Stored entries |

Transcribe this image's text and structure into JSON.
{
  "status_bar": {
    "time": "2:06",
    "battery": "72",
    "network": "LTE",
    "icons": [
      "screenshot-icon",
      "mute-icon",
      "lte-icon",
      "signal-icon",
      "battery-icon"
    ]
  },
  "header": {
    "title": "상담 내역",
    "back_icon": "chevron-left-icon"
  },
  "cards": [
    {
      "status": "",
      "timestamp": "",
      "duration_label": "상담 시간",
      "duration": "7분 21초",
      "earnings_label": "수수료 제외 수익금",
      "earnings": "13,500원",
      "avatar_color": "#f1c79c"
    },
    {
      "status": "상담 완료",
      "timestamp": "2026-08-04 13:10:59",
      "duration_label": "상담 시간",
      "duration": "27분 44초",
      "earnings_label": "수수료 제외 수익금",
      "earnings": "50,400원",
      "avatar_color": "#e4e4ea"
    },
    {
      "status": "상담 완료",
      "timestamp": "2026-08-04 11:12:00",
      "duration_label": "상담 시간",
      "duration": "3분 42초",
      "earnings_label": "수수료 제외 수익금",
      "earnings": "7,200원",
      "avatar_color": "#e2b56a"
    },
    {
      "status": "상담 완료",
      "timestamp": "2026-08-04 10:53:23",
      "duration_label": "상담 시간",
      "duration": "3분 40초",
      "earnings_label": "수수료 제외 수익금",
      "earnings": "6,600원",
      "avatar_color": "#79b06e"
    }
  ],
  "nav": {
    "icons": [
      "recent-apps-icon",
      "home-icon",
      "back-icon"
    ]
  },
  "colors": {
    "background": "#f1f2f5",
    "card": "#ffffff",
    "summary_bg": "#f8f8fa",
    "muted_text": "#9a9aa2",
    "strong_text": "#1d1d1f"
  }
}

What to do | Exactly reproduce every line of the records.

Solution |
Transcribe this image's text and structure into JSON.
{
  "status_bar": {
    "time": "2:06",
    "battery": "72",
    "network": "LTE",
    "icons": [
      "screenshot-icon",
      "mute-icon",
      "lte-icon",
      "signal-icon",
      "battery-icon"
    ]
  },
  "header": {
    "title": "상담 내역",
    "back_icon": "chevron-left-icon"
  },
  "cards": [
    {
      "status": "",
      "timestamp": "",
      "duration_label": "상담 시간",
      "duration": "7분 21초",
      "earnings_label": "수수료 제외 수익금",
      "earnings": "13,500원",
      "avatar_color": "#f1c79c"
    },
    {
      "status": "상담 완료",
      "timestamp": "2026-08-04 13:10:59",
      "duration_label": "상담 시간",
      "duration": "27분 44초",
      "earnings_label": "수수료 제외 수익금",
      "earnings": "50,400원",
      "avatar_color": "#e4e4ea"
    },
    {
      "status": "상담 완료",
      "timestamp": "2026-08-04 11:12:00",
      "duration_label": "상담 시간",
      "duration": "3분 42초",
      "earnings_label": "수수료 제외 수익금",
      "earnings": "7,200원",
      "avatar_color": "#e2b56a"
    },
    {
      "status": "상담 완료",
      "timestamp": "2026-08-04 10:53:23",
      "duration_label": "상담 시간",
      "duration": "3분 40초",
      "earnings_label": "수수료 제외 수익금",
      "earnings": "6,600원",
      "avatar_color": "#79b06e"
    }
  ],
  "nav": {
    "icons": [
      "recent-apps-icon",
      "home-icon",
      "back-icon"
    ]
  },
  "colors": {
    "background": "#f1f2f5",
    "card": "#ffffff",
    "summary_bg": "#f8f8fa",
    "muted_text": "#9a9aa2",
    "strong_text": "#1d1d1f"
  }
}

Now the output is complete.